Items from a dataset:
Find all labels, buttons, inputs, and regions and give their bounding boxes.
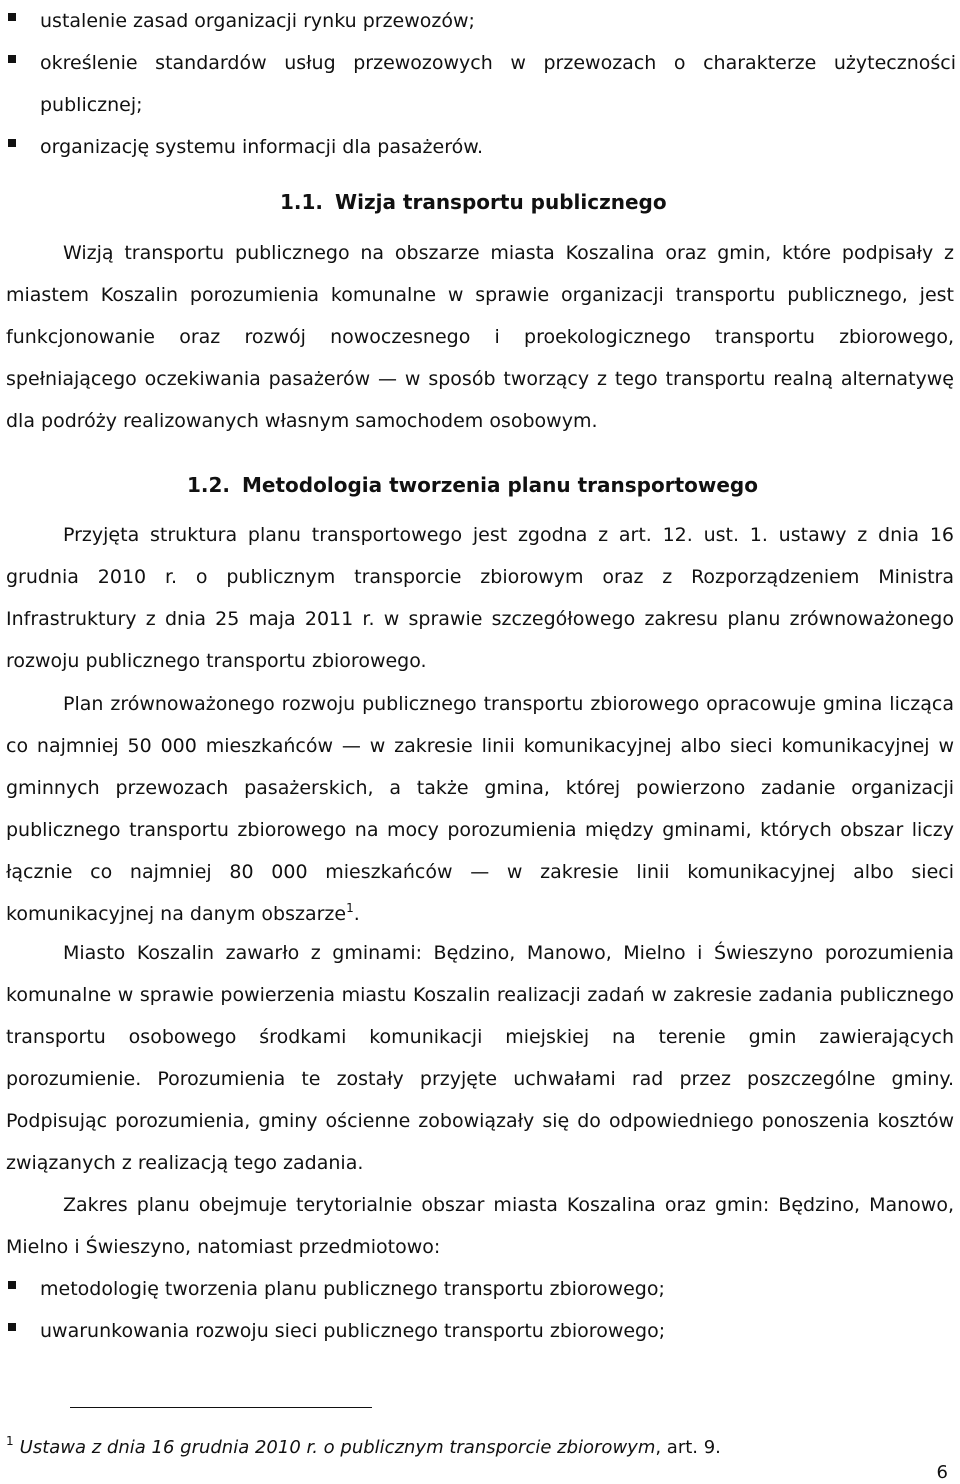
list-item [6,126,956,168]
footnote-suffix: , art. 9. [655,1437,721,1458]
list-item [6,1310,956,1352]
list-item-text: ustalenie zasad organizacji rynku przewozów; [40,10,475,32]
square-bullet-icon [8,1281,16,1289]
list-item [6,0,956,42]
paragraph-text: Plan zrównoważonego rozwoju publicznego transportu zbiorowego opracowuje gmina licząca co najmniej 50 000 mieszkańców — w zakresie linii komunikacyjnej albo sieci komunikacyjnej w gminnych przewozach pasażerskich, a także gmina, której powierzono zadanie organizacji publicznego transportu zbiorowego na mocy porozumienia między gminami, których obszar liczy łącznie co najmniej 80 000 mieszkańców — w zakresie linii komunikacyjnej albo sieci komunikacyjnej na danym obszarze [6,693,954,925]
list-item [6,1268,956,1310]
paragraph-plan [6,683,954,935]
square-bullet-icon [8,139,16,147]
top-bullet-list [6,0,956,168]
list-item-text: określenie standardów usług przewozowych w przewozach o charakterze użyteczności publicznej; [40,52,956,116]
paragraph-structure: Przyjęta struktura planu transportowego jest zgodna z art. 12. ust. 1. ustawy z dnia 16 grudnia 2010 r. o publicznym transporcie zbiorowym oraz z Rozporządzeniem Ministra Infrastruktury z dnia 25 maja 2011 r. w sprawie szczegółowego zakresu planu zrównoważonego rozwoju publicznego transportu zbiorowego. [6,524,954,672]
list-item [6,42,956,126]
bottom-bullet-list [6,1268,956,1352]
paragraph-tail: . [353,903,360,925]
footnote-separator [70,1407,372,1408]
square-bullet-icon [8,55,16,63]
square-bullet-icon [8,13,16,21]
footnote-citation: Ustawa z dnia 16 grudnia 2010 r. o publicznym transporcie zbiorowym [19,1437,656,1458]
footnote [6,1434,721,1458]
paragraph-agreements: Miasto Koszalin zawarło z gminami: Będzino, Manowo, Mielno i Świeszyno porozumienia komunalne w sprawie powierzenia miastu Koszalin realizacji zadań w zakresie zadania publicznego transportu osobowego środkami komunikacji miejskiej na terenie gmin zawierających porozumienie. Porozumienia te zostały przyjęte uchwałami rad przez poszczególne gminy. Podpisując porozumienia, gminy ościenne zobowiązały się do odpowiedniego ponoszenia kosztów związanych z realizacją tego zadania. [6,942,954,1174]
section-heading-1-2 [187,473,758,497]
section-title: Metodologia tworzenia planu transportowego [242,473,758,497]
list-item-text: metodologię tworzenia planu publicznego transportu zbiorowego; [40,1278,665,1300]
page-number: 6 [936,1462,948,1483]
paragraph-scope: Zakres planu obejmuje terytorialnie obszar miasta Koszalina oraz gmin: Będzino, Manowo, Mielno i Świeszyno, natomiast przedmiotowo: [6,1194,954,1258]
section-number: 1.1. [280,190,324,214]
footnote-mark: 1 [6,1434,14,1448]
section-heading-1-1 [280,190,667,214]
section-title: Wizja transportu publicznego [335,190,667,214]
list-item-text: uwarunkowania rozwoju sieci publicznego transportu zbiorowego; [40,1320,666,1342]
section-number: 1.2. [187,473,231,497]
paragraph-vision: Wizją transportu publicznego na obszarze miasta Koszalina oraz gmin, które podpisały z miastem Koszalin porozumienia komunalne w sprawie organizacji transportu publicznego, jest funkcjonowanie oraz rozwój nowoczesnego i proekologicznego transportu zbiorowego, spełniającego oczekiwania pasażerów — w sposób tworzący z tego transportu realną alternatywę dla podróży realizowanych własnym samochodem osobowym. [6,242,954,432]
square-bullet-icon [8,1323,16,1331]
list-item-text: organizację systemu informacji dla pasażerów. [40,136,484,158]
document-page [6,0,956,1484]
footnote-reference[interactable]: 1 [346,901,354,915]
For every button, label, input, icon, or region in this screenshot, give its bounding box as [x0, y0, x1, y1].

## Task brief
Reproduce every row above line for line, leaving out the pictures.

## Result of this exercise
Find all labels, buttons, inputs, and regions and give their bounding boxes.
list-item [6,126,956,168]
footnote-suffix: , art. 9. [655,1437,721,1458]
list-item [6,1310,956,1352]
list-item-text: ustalenie zasad organizacji rynku przewozów; [40,10,475,32]
square-bullet-icon [8,1281,16,1289]
list-item [6,0,956,42]
paragraph-text: Plan zrównoważonego rozwoju publicznego transportu zbiorowego opracowuje gmina licząca co najmniej 50 000 mieszkańców — w zakresie linii komunikacyjnej albo sieci komunikacyjnej w gminnych przewozach pasażerskich, a także gmina, której powierzono zadanie organizacji publicznego transportu zbiorowego na mocy porozumienia między gminami, których obszar liczy łącznie co najmniej 80 000 mieszkańców — w zakresie linii komunikacyjnej albo sieci komunikacyjnej na danym obszarze [6,693,954,925]
list-item [6,1268,956,1310]
paragraph-plan [6,683,954,935]
square-bullet-icon [8,139,16,147]
top-bullet-list [6,0,956,168]
list-item-text: określenie standardów usług przewozowych w przewozach o charakterze użyteczności publicznej; [40,52,956,116]
paragraph-structure: Przyjęta struktura planu transportowego jest zgodna z art. 12. ust. 1. ustawy z dnia 16 grudnia 2010 r. o publicznym transporcie zbiorowym oraz z Rozporządzeniem Ministra Infrastruktury z dnia 25 maja 2011 r. w sprawie szczegółowego zakresu planu zrównoważonego rozwoju publicznego transportu zbiorowego. [6,524,954,672]
list-item [6,42,956,126]
bottom-bullet-list [6,1268,956,1352]
paragraph-tail: . [353,903,360,925]
footnote-separator [70,1407,372,1408]
square-bullet-icon [8,55,16,63]
square-bullet-icon [8,13,16,21]
footnote-citation: Ustawa z dnia 16 grudnia 2010 r. o publicznym transporcie zbiorowym [19,1437,656,1458]
footnote [6,1434,721,1458]
paragraph-agreements: Miasto Koszalin zawarło z gminami: Będzino, Manowo, Mielno i Świeszyno porozumienia komunalne w sprawie powierzenia miastu Koszalin realizacji zadań w zakresie zadania publicznego transportu osobowego środkami komunikacji miejskiej na terenie gmin zawierających porozumienie. Porozumienia te zostały przyjęte uchwałami rad przez poszczególne gminy. Podpisując porozumienia, gminy ościenne zobowiązały się do odpowiedniego ponoszenia kosztów związanych z realizacją tego zadania. [6,942,954,1174]
section-heading-1-2 [187,473,758,497]
section-title: Metodologia tworzenia planu transportowego [242,473,758,497]
list-item-text: metodologię tworzenia planu publicznego transportu zbiorowego; [40,1278,665,1300]
page-number: 6 [936,1462,948,1483]
paragraph-scope: Zakres planu obejmuje terytorialnie obszar miasta Koszalina oraz gmin: Będzino, Manowo, Mielno i Świeszyno, natomiast przedmiotowo: [6,1194,954,1258]
section-number: 1.1. [280,190,324,214]
footnote-mark: 1 [6,1434,14,1448]
section-heading-1-1 [280,190,667,214]
section-title: Wizja transportu publicznego [335,190,667,214]
list-item-text: uwarunkowania rozwoju sieci publicznego transportu zbiorowego; [40,1320,666,1342]
section-number: 1.2. [187,473,231,497]
paragraph-vision: Wizją transportu publicznego na obszarze miasta Koszalina oraz gmin, które podpisały z miastem Koszalin porozumienia komunalne w sprawie organizacji transportu publicznego, jest funkcjonowanie oraz rozwój nowoczesnego i proekologicznego transportu zbiorowego, spełniającego oczekiwania pasażerów — w sposób tworzący z tego transportu realną alternatywę dla podróży realizowanych własnym samochodem osobowym. [6,242,954,432]
square-bullet-icon [8,1323,16,1331]
list-item-text: organizację systemu informacji dla pasażerów. [40,136,484,158]
document-page [6,0,956,1484]
footnote-reference[interactable]: 1 [346,901,354,915]
For every button, label, input, icon, or region in this screenshot, give its bounding box as [x0, y0, x1, y1].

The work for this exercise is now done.